[Some records]
======
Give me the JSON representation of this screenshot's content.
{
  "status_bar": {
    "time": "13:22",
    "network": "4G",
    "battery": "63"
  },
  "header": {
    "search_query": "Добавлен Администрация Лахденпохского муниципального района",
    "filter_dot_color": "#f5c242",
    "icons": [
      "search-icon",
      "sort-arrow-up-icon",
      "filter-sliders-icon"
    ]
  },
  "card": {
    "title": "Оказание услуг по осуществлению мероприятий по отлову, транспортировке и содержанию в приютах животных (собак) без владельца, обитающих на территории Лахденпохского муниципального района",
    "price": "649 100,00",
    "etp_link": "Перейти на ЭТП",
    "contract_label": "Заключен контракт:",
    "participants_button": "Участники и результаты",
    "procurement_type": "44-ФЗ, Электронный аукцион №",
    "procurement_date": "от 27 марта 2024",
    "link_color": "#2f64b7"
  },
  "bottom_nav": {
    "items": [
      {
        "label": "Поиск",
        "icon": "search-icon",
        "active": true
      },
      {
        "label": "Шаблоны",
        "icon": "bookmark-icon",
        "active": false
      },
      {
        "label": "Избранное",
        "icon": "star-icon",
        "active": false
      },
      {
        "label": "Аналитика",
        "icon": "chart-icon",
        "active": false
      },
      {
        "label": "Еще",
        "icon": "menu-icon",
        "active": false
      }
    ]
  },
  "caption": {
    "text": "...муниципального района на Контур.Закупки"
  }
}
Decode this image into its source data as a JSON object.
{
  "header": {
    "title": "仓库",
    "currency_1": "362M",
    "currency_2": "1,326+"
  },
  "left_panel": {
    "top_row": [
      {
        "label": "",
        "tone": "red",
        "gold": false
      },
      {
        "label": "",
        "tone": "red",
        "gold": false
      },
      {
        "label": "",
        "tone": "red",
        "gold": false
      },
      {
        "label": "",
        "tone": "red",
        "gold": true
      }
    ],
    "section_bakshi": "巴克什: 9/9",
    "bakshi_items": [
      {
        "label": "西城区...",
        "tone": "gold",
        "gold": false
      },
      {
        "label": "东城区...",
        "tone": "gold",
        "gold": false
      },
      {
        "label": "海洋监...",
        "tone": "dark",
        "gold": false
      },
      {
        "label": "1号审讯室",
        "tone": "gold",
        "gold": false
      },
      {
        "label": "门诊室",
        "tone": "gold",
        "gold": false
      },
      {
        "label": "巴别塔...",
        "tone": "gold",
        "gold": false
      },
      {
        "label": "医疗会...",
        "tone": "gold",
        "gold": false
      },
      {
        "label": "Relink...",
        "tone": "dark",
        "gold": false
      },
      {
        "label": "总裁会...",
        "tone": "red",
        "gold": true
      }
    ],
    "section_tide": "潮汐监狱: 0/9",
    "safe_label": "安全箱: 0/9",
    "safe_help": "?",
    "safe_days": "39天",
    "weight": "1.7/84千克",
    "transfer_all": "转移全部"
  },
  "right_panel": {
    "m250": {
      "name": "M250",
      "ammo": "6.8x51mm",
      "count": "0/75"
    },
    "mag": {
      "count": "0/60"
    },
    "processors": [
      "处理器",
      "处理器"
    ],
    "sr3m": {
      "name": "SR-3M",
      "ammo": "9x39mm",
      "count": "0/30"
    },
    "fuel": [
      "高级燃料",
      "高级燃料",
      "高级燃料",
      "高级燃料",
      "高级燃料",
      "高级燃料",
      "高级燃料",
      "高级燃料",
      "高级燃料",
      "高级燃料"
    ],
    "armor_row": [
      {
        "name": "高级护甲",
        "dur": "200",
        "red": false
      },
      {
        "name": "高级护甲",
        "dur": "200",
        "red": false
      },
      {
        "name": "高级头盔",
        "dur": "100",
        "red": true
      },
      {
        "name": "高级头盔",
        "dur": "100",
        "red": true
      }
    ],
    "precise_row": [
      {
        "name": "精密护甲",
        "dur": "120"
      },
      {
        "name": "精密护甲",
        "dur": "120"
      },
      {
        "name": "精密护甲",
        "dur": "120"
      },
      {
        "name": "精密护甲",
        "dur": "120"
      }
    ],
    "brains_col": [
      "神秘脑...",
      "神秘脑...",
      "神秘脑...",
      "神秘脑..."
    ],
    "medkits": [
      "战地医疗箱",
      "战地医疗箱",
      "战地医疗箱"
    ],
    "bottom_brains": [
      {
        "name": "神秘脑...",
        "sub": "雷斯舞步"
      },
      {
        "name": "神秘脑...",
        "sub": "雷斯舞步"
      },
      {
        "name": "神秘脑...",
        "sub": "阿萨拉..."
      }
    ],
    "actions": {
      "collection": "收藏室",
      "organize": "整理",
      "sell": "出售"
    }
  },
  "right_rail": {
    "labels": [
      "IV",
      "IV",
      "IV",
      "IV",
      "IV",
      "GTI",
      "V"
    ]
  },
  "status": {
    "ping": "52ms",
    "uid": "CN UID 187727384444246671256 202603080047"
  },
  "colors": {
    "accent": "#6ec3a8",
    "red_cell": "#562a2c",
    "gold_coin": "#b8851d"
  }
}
======
[Exercise objective] Return the full listing, character for character.

[Full output]
Give me the JSON representation of this screenshot's content.
{
  "status_bar": {
    "time": "13:22",
    "network": "4G",
    "battery": "63"
  },
  "header": {
    "search_query": "Добавлен Администрация Лахденпохского муниципального района",
    "filter_dot_color": "#f5c242",
    "icons": [
      "search-icon",
      "sort-arrow-up-icon",
      "filter-sliders-icon"
    ]
  },
  "card": {
    "title": "Оказание услуг по осуществлению мероприятий по отлову, транспортировке и содержанию в приютах животных (собак) без владельца, обитающих на территории Лахденпохского муниципального района",
    "price": "649 100,00",
    "etp_link": "Перейти на ЭТП",
    "contract_label": "Заключен контракт:",
    "participants_button": "Участники и результаты",
    "procurement_type": "44-ФЗ, Электронный аукцион №",
    "procurement_date": "от 27 марта 2024",
    "link_color": "#2f64b7"
  },
  "bottom_nav": {
    "items": [
      {
        "label": "Поиск",
        "icon": "search-icon",
        "active": true
      },
      {
        "label": "Шаблоны",
        "icon": "bookmark-icon",
        "active": false
      },
      {
        "label": "Избранное",
        "icon": "star-icon",
        "active": false
      },
      {
        "label": "Аналитика",
        "icon": "chart-icon",
        "active": false
      },
      {
        "label": "Еще",
        "icon": "menu-icon",
        "active": false
      }
    ]
  },
  "caption": {
    "text": "...муниципального района на Контур.Закупки"
  }
}
Decode this image into its source data as a JSON object.
{
  "header": {
    "title": "仓库",
    "currency_1": "362M",
    "currency_2": "1,326+"
  },
  "left_panel": {
    "top_row": [
      {
        "label": "",
        "tone": "red",
        "gold": false
      },
      {
        "label": "",
        "tone": "red",
        "gold": false
      },
      {
        "label": "",
        "tone": "red",
        "gold": false
      },
      {
        "label": "",
        "tone": "red",
        "gold": true
      }
    ],
    "section_bakshi": "巴克什: 9/9",
    "bakshi_items": [
      {
        "label": "西城区...",
        "tone": "gold",
        "gold": false
      },
      {
        "label": "东城区...",
        "tone": "gold",
        "gold": false
      },
      {
        "label": "海洋监...",
        "tone": "dark",
        "gold": false
      },
      {
        "label": "1号审讯室",
        "tone": "gold",
        "gold": false
      },
      {
        "label": "门诊室",
        "tone": "gold",
        "gold": false
      },
      {
        "label": "巴别塔...",
        "tone": "gold",
        "gold": false
      },
      {
        "label": "医疗会...",
        "tone": "gold",
        "gold": false
      },
      {
        "label": "Relink...",
        "tone": "dark",
        "gold": false
      },
      {
        "label": "总裁会...",
        "tone": "red",
        "gold": true
      }
    ],
    "section_tide": "潮汐监狱: 0/9",
    "safe_label": "安全箱: 0/9",
    "safe_help": "?",
    "safe_days": "39天",
    "weight": "1.7/84千克",
    "transfer_all": "转移全部"
  },
  "right_panel": {
    "m250": {
      "name": "M250",
      "ammo": "6.8x51mm",
      "count": "0/75"
    },
    "mag": {
      "count": "0/60"
    },
    "processors": [
      "处理器",
      "处理器"
    ],
    "sr3m": {
      "name": "SR-3M",
      "ammo": "9x39mm",
      "count": "0/30"
    },
    "fuel": [
      "高级燃料",
      "高级燃料",
      "高级燃料",
      "高级燃料",
      "高级燃料",
      "高级燃料",
      "高级燃料",
      "高级燃料",
      "高级燃料",
      "高级燃料"
    ],
    "armor_row": [
      {
        "name": "高级护甲",
        "dur": "200",
        "red": false
      },
      {
        "name": "高级护甲",
        "dur": "200",
        "red": false
      },
      {
        "name": "高级头盔",
        "dur": "100",
        "red": true
      },
      {
        "name": "高级头盔",
        "dur": "100",
        "red": true
      }
    ],
    "precise_row": [
      {
        "name": "精密护甲",
        "dur": "120"
      },
      {
        "name": "精密护甲",
        "dur": "120"
      },
      {
        "name": "精密护甲",
        "dur": "120"
      },
      {
        "name": "精密护甲",
        "dur": "120"
      }
    ],
    "brains_col": [
      "神秘脑...",
      "神秘脑...",
      "神秘脑...",
      "神秘脑..."
    ],
    "medkits": [
      "战地医疗箱",
      "战地医疗箱",
      "战地医疗箱"
    ],
    "bottom_brains": [
      {
        "name": "神秘脑...",
        "sub": "雷斯舞步"
      },
      {
        "name": "神秘脑...",
        "sub": "雷斯舞步"
      },
      {
        "name": "神秘脑...",
        "sub": "阿萨拉..."
      }
    ],
    "actions": {
      "collection": "收藏室",
      "organize": "整理",
      "sell": "出售"
    }
  },
  "right_rail": {
    "labels": [
      "IV",
      "IV",
      "IV",
      "IV",
      "IV",
      "GTI",
      "V"
    ]
  },
  "status": {
    "ping": "52ms",
    "uid": "CN UID 187727384444246671256 202603080047"
  },
  "colors": {
    "accent": "#6ec3a8",
    "red_cell": "#562a2c",
    "gold_coin": "#b8851d"
  }
}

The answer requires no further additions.